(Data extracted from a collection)
◇ ◇ ◇ ◇ ◇
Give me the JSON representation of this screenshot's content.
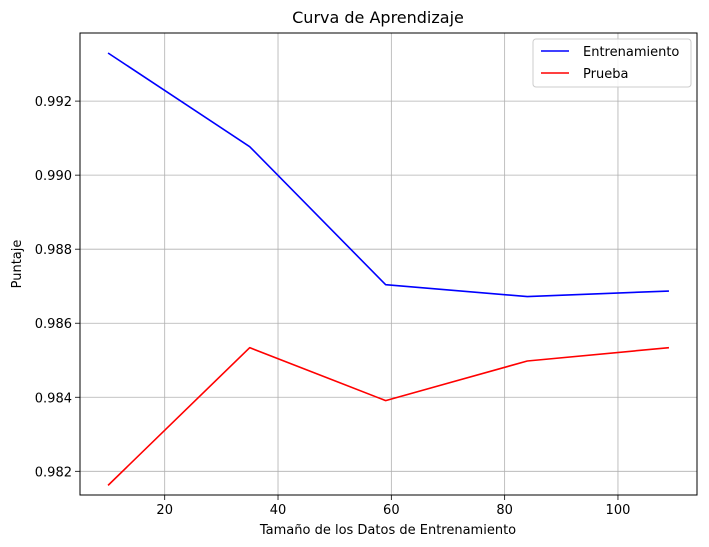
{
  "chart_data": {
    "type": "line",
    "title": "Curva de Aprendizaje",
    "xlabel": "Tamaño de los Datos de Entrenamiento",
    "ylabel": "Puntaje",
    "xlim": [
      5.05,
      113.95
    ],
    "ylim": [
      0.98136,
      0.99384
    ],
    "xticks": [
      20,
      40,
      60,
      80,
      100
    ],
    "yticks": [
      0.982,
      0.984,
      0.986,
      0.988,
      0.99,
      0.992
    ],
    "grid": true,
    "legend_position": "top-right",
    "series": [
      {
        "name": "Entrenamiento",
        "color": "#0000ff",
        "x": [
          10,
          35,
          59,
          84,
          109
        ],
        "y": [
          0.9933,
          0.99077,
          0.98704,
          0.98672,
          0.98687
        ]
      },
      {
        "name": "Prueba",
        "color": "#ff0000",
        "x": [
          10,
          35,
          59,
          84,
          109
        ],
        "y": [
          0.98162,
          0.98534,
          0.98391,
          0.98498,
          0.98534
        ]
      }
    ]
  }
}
◇ ◇ ◇ ◇ ◇
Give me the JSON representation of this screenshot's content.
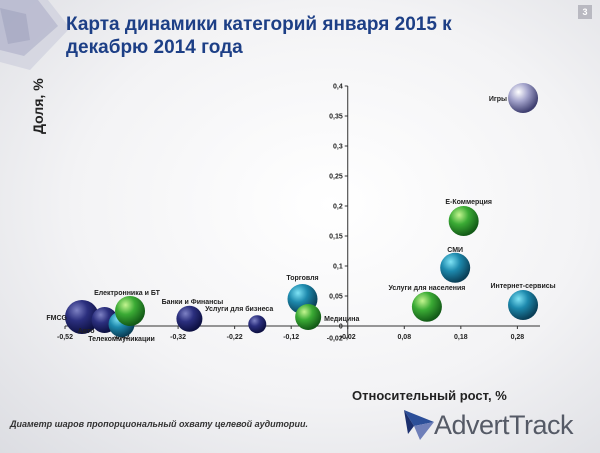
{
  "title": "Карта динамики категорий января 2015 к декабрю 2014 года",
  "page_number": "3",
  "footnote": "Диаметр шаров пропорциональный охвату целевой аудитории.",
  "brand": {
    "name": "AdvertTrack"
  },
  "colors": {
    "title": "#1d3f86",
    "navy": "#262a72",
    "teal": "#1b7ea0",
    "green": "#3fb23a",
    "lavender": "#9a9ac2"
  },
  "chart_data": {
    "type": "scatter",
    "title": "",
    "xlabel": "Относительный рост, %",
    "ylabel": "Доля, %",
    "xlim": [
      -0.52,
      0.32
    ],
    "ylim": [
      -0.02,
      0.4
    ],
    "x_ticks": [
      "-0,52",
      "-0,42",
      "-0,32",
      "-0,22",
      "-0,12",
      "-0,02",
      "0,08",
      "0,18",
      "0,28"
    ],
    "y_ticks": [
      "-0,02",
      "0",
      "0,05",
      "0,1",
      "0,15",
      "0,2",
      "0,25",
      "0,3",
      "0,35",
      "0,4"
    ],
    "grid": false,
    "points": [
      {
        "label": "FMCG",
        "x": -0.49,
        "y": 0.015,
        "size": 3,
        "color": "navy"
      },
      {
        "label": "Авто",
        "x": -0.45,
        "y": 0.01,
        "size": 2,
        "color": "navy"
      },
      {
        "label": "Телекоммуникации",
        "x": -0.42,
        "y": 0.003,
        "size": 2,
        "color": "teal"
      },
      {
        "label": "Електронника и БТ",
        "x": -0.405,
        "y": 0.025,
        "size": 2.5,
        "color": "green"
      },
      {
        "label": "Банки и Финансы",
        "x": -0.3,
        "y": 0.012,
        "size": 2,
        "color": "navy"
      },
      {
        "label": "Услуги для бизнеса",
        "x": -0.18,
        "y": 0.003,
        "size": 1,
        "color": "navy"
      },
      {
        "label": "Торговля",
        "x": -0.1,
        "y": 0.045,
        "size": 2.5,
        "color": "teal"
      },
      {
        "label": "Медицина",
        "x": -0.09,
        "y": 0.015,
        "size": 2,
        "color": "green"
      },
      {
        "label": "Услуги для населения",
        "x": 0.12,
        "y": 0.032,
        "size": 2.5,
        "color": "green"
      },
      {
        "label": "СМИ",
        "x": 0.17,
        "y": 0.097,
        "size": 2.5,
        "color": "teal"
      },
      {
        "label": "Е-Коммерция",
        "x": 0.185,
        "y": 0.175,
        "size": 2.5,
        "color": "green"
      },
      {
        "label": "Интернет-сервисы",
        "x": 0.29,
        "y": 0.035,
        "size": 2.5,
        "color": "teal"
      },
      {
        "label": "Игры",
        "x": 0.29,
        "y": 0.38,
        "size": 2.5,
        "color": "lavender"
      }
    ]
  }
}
◇ ◇ ◇ ◇ ◇
▸ **GOAL**: Check each line of the records above for "Услуги", and copy those that have it.

▸ **FINISHED EXERCISE**:
        "label": "Услуги для бизнеса",
        "label": "Услуги для населения",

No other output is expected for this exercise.